### Work to be completed
Pull every line containing "name" out of the material below.

### Exercise data
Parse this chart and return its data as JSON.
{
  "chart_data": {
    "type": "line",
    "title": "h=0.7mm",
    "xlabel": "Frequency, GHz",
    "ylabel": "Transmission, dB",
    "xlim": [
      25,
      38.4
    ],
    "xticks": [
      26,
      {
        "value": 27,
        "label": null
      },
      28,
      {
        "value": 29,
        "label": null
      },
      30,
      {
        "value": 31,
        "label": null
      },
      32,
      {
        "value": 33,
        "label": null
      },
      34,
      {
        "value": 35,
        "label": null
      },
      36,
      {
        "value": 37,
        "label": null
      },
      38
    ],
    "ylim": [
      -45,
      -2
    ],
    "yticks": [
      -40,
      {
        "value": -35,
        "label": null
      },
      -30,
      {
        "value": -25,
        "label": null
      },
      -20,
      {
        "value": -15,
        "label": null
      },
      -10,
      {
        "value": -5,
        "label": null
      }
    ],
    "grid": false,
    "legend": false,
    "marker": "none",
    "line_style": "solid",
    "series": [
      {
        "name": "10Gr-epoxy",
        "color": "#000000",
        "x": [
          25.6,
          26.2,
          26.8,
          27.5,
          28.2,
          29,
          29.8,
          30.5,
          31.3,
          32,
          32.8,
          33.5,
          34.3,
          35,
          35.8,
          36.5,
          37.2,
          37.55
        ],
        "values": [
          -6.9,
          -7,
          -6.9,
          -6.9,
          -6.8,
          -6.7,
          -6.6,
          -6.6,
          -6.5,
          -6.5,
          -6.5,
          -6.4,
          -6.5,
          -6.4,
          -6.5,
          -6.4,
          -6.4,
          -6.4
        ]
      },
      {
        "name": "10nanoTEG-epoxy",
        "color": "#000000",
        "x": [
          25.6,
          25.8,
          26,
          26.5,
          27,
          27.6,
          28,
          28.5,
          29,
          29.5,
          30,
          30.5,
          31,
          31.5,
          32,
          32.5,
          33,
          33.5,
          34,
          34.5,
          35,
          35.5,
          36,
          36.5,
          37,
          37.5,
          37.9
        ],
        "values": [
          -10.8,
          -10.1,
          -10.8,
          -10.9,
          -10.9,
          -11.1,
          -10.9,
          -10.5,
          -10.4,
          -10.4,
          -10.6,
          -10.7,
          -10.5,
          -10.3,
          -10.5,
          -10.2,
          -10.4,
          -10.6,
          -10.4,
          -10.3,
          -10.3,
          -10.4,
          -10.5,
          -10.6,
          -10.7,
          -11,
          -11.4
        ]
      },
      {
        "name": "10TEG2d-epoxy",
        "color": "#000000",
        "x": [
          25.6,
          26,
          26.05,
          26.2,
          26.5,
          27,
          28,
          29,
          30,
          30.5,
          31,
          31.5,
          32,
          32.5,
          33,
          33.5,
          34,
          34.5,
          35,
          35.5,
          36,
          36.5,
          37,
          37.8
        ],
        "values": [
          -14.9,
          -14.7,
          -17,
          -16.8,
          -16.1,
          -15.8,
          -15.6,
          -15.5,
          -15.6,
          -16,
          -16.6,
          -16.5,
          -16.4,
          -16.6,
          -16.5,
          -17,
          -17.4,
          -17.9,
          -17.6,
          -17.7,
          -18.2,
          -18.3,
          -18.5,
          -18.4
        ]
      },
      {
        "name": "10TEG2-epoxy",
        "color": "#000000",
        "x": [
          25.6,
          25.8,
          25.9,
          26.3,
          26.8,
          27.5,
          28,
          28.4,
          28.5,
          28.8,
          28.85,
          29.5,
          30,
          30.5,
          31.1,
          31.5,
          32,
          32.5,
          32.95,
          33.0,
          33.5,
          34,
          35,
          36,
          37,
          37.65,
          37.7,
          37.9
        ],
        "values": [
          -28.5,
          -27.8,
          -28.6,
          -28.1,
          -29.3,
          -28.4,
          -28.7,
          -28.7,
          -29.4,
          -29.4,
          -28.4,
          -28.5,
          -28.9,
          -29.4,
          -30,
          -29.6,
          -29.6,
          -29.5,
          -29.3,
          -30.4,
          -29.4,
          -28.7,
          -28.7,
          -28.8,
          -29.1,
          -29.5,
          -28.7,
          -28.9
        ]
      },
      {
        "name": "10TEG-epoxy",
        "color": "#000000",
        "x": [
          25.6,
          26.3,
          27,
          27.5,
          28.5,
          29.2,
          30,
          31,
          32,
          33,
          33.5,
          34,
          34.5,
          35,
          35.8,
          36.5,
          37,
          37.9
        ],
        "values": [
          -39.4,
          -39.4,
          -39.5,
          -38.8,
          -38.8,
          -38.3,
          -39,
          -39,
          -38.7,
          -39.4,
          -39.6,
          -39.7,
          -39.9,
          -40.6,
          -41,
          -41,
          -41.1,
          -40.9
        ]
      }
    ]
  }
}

### Task result
        "name": "10Gr-epoxy",
        "name": "10nanoTEG-epoxy",
        "name": "10TEG2d-epoxy",
        "name": "10TEG2-epoxy",
        "name": "10TEG-epoxy",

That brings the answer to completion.